- _WRITTEN TASK_: Among the following entries, count the lines that contain "Uber" and report only the result.
_ _ _ _
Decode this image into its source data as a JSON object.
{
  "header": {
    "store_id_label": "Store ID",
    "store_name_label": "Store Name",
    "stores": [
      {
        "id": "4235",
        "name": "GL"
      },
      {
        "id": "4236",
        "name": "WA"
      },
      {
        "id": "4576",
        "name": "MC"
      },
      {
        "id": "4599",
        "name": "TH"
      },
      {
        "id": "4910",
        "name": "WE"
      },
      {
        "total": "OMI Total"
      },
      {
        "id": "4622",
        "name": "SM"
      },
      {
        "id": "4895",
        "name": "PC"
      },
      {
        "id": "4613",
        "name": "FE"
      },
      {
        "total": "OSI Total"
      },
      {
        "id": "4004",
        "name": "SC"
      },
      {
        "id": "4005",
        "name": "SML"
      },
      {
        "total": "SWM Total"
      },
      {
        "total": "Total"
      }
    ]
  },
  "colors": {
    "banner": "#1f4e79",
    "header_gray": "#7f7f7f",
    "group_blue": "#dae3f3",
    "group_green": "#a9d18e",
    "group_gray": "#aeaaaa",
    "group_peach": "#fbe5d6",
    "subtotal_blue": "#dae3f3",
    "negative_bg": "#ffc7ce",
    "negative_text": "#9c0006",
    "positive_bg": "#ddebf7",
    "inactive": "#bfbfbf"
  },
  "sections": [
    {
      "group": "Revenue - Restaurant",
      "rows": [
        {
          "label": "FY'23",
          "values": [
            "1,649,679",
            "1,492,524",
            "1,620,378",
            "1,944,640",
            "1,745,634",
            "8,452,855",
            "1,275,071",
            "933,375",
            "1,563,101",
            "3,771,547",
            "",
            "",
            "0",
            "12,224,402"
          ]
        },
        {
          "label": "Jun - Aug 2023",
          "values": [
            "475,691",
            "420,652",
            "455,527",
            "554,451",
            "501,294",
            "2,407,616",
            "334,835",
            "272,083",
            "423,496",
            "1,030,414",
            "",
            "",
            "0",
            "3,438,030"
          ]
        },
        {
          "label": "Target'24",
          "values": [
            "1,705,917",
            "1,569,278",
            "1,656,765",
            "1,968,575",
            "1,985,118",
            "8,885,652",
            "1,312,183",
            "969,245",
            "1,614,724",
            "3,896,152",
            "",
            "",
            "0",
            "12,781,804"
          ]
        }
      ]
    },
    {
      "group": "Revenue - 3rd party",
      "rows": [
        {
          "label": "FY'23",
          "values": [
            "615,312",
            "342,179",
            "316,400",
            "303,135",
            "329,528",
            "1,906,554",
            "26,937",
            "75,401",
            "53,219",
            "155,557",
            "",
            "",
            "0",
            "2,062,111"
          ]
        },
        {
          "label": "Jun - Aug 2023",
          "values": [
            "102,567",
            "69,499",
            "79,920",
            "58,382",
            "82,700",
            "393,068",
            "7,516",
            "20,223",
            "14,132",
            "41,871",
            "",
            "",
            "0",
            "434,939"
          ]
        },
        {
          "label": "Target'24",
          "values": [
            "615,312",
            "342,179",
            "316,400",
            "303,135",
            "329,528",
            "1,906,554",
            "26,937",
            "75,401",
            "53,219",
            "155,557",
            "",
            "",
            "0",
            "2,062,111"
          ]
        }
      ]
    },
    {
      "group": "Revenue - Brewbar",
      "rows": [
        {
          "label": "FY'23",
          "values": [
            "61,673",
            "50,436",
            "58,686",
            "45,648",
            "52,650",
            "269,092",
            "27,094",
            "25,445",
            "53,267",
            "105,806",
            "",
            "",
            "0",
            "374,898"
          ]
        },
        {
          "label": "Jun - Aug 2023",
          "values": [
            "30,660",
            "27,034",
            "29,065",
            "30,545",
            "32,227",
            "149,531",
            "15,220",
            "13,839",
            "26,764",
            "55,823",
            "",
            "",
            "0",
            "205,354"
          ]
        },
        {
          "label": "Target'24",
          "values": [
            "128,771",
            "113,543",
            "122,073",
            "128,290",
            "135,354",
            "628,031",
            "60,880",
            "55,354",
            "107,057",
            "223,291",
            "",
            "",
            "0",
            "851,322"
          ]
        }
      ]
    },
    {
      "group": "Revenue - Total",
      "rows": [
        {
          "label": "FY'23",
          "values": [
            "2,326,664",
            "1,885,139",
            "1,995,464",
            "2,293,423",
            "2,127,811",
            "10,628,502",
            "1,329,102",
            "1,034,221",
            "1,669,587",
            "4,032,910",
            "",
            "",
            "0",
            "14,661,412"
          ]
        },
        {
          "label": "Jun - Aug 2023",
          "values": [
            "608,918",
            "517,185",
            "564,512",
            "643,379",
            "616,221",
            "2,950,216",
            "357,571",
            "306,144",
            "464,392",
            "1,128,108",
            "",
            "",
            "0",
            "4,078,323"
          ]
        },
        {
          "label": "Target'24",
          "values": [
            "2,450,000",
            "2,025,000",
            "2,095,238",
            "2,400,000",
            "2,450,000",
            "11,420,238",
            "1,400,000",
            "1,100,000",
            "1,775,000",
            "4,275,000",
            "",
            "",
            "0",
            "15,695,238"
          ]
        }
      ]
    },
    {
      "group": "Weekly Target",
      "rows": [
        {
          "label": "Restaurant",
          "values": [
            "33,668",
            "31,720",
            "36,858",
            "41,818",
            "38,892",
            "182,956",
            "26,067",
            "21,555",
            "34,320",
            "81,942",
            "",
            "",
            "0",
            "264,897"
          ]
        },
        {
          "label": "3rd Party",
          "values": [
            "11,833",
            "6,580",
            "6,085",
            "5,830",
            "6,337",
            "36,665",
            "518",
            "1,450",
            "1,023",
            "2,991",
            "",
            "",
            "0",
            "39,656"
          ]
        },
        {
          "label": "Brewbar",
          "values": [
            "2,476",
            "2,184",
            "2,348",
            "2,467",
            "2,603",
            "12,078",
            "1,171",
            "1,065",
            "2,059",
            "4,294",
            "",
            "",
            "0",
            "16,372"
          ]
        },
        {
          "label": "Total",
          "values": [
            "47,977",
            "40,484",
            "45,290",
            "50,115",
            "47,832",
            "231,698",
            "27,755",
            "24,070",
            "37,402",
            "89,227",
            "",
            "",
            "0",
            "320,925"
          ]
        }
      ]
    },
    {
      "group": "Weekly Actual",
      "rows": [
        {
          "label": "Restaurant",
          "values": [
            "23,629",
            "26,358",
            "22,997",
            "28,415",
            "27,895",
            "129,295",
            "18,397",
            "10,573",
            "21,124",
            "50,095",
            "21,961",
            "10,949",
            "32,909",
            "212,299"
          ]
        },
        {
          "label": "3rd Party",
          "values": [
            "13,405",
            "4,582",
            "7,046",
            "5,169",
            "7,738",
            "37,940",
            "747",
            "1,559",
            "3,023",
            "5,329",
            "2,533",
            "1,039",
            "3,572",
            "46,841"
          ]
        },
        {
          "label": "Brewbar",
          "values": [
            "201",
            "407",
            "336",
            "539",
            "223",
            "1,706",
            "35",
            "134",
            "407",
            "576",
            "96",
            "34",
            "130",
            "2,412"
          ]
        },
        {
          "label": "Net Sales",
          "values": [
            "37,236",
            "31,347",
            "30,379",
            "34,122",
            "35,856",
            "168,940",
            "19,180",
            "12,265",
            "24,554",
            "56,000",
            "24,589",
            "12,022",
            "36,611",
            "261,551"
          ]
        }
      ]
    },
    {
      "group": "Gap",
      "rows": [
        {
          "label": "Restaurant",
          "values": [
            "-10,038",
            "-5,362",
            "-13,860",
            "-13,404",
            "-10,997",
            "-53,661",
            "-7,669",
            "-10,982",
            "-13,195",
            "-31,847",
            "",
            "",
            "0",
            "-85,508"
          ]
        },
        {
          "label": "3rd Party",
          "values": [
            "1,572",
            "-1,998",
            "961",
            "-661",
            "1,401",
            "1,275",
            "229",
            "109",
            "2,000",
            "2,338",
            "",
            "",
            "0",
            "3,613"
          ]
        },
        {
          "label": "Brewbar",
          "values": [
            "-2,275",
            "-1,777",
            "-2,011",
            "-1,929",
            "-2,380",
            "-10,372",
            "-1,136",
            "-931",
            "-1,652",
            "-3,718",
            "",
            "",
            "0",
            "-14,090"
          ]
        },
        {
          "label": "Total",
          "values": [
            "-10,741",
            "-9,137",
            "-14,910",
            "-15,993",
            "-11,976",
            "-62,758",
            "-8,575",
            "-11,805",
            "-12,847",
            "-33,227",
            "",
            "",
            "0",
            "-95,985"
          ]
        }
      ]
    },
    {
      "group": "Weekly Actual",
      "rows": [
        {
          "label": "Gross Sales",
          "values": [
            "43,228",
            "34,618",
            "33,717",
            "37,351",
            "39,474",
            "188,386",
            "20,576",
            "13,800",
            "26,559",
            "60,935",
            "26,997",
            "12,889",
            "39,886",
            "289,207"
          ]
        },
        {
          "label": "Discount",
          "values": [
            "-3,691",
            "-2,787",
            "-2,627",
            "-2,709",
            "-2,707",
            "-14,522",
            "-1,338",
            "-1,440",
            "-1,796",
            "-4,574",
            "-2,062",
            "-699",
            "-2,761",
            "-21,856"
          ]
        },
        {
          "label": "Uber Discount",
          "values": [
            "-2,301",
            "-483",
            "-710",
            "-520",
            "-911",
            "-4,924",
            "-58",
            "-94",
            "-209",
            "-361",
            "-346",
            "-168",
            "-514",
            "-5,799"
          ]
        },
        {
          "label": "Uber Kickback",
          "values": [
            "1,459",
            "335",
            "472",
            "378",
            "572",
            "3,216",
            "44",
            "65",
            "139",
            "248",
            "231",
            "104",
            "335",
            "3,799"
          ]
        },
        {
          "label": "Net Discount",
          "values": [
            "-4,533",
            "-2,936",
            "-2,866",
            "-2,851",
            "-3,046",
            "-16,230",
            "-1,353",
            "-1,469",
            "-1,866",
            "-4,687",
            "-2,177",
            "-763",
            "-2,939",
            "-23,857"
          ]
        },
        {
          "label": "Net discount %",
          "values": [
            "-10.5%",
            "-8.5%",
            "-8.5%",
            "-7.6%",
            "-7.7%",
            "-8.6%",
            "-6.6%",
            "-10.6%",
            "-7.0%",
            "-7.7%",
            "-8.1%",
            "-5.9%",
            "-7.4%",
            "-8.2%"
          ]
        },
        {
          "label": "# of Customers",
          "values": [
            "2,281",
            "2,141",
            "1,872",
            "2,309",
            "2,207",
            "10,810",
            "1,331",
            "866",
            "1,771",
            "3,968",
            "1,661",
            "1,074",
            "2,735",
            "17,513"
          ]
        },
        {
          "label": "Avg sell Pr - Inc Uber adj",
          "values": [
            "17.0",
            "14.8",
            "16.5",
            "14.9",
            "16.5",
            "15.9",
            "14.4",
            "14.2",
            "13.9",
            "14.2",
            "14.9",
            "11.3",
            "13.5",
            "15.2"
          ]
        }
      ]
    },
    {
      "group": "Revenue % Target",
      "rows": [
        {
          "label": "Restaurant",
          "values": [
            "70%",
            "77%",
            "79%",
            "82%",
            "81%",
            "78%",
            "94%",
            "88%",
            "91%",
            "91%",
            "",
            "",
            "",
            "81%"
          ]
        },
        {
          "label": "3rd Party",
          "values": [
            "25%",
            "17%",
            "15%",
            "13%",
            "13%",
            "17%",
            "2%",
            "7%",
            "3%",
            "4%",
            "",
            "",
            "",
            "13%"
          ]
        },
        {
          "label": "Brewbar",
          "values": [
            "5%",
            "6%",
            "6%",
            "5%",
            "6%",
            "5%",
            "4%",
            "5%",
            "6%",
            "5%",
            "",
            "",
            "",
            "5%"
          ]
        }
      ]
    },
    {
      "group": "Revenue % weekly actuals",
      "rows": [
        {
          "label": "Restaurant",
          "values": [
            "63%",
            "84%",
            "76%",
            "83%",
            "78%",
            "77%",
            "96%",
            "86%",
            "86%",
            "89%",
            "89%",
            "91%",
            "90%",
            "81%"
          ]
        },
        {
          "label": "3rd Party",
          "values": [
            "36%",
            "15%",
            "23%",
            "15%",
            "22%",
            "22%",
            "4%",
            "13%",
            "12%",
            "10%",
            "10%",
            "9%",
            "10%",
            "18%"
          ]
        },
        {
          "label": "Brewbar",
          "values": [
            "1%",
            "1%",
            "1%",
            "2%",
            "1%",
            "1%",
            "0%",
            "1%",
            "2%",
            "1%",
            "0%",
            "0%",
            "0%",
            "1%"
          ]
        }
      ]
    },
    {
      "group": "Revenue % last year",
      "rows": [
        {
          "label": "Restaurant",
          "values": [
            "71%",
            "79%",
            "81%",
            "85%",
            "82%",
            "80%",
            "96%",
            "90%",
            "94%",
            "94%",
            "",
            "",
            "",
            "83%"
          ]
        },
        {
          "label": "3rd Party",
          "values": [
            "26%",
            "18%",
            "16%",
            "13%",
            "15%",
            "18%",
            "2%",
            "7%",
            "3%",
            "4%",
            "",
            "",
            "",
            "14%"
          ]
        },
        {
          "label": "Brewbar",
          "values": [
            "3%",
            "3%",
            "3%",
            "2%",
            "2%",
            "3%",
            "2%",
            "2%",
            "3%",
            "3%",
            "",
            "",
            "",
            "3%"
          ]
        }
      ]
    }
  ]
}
_ _ _ _
- _CORRECT RESULT_: 3